All the records that follow need to be reproduced exactly. Omit the images.
─── Records for the task
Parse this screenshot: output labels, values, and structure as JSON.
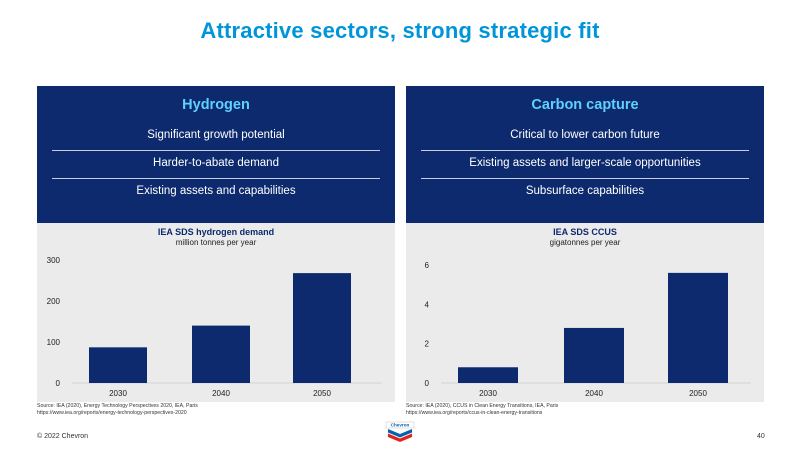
{
  "slide": {
    "title": "Attractive sectors, strong strategic fit",
    "copyright": "© 2022 Chevron",
    "page_number": "40",
    "logo_text": "Chevron"
  },
  "panels": [
    {
      "title": "Hydrogen",
      "items": [
        "Significant growth potential",
        "Harder-to-abate demand",
        "Existing assets and capabilities"
      ],
      "source": [
        "Source: IEA (2020), Energy Technology Perspectives 2020, IEA, Paris",
        "https://www.iea.org/reports/energy-technology-perspectives-2020"
      ]
    },
    {
      "title": "Carbon capture",
      "items": [
        "Critical to lower carbon future",
        "Existing assets and larger-scale opportunities",
        "Subsurface capabilities"
      ],
      "source": [
        "Source: IEA (2020), CCUS in Clean Energy Transitions, IEA, Paris",
        "https://www.iea.org/reports/ccus-in-clean-energy-transitions"
      ]
    }
  ],
  "chart_data": [
    {
      "type": "bar",
      "title": "IEA SDS hydrogen demand",
      "subtitle": "million tonnes per year",
      "categories": [
        "2030",
        "2040",
        "2050"
      ],
      "values": [
        87,
        140,
        268
      ],
      "ylim": [
        0,
        300
      ],
      "yticks": [
        0,
        100,
        200,
        300
      ],
      "bar_color": "#0d2a6e",
      "grid": false
    },
    {
      "type": "bar",
      "title": "IEA SDS CCUS",
      "subtitle": "gigatonnes per year",
      "categories": [
        "2030",
        "2040",
        "2050"
      ],
      "values": [
        0.8,
        2.8,
        5.6
      ],
      "ylim": [
        0,
        6
      ],
      "yticks": [
        0,
        2,
        4,
        6
      ],
      "bar_color": "#0d2a6e",
      "grid": false
    }
  ],
  "colors": {
    "title": "#0095d9",
    "panel_dark": "#0d2a6e",
    "panel_title": "#5fd0ff",
    "panel_light": "#ebebeb",
    "logo_blue": "#0a5fb4",
    "logo_red": "#e2231a"
  }
}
──────
— Exercise output —
Parse this screenshot: output labels, values, and structure as JSON.
{
  "slide": {
    "title": "Attractive sectors, strong strategic fit",
    "copyright": "© 2022 Chevron",
    "page_number": "40",
    "logo_text": "Chevron"
  },
  "panels": [
    {
      "title": "Hydrogen",
      "items": [
        "Significant growth potential",
        "Harder-to-abate demand",
        "Existing assets and capabilities"
      ],
      "source": [
        "Source: IEA (2020), Energy Technology Perspectives 2020, IEA, Paris",
        "https://www.iea.org/reports/energy-technology-perspectives-2020"
      ]
    },
    {
      "title": "Carbon capture",
      "items": [
        "Critical to lower carbon future",
        "Existing assets and larger-scale opportunities",
        "Subsurface capabilities"
      ],
      "source": [
        "Source: IEA (2020), CCUS in Clean Energy Transitions, IEA, Paris",
        "https://www.iea.org/reports/ccus-in-clean-energy-transitions"
      ]
    }
  ],
  "chart_data": [
    {
      "type": "bar",
      "title": "IEA SDS hydrogen demand",
      "subtitle": "million tonnes per year",
      "categories": [
        "2030",
        "2040",
        "2050"
      ],
      "values": [
        87,
        140,
        268
      ],
      "ylim": [
        0,
        300
      ],
      "yticks": [
        0,
        100,
        200,
        300
      ],
      "bar_color": "#0d2a6e",
      "grid": false
    },
    {
      "type": "bar",
      "title": "IEA SDS CCUS",
      "subtitle": "gigatonnes per year",
      "categories": [
        "2030",
        "2040",
        "2050"
      ],
      "values": [
        0.8,
        2.8,
        5.6
      ],
      "ylim": [
        0,
        6
      ],
      "yticks": [
        0,
        2,
        4,
        6
      ],
      "bar_color": "#0d2a6e",
      "grid": false
    }
  ],
  "colors": {
    "title": "#0095d9",
    "panel_dark": "#0d2a6e",
    "panel_title": "#5fd0ff",
    "panel_light": "#ebebeb",
    "logo_blue": "#0a5fb4",
    "logo_red": "#e2231a"
  }
}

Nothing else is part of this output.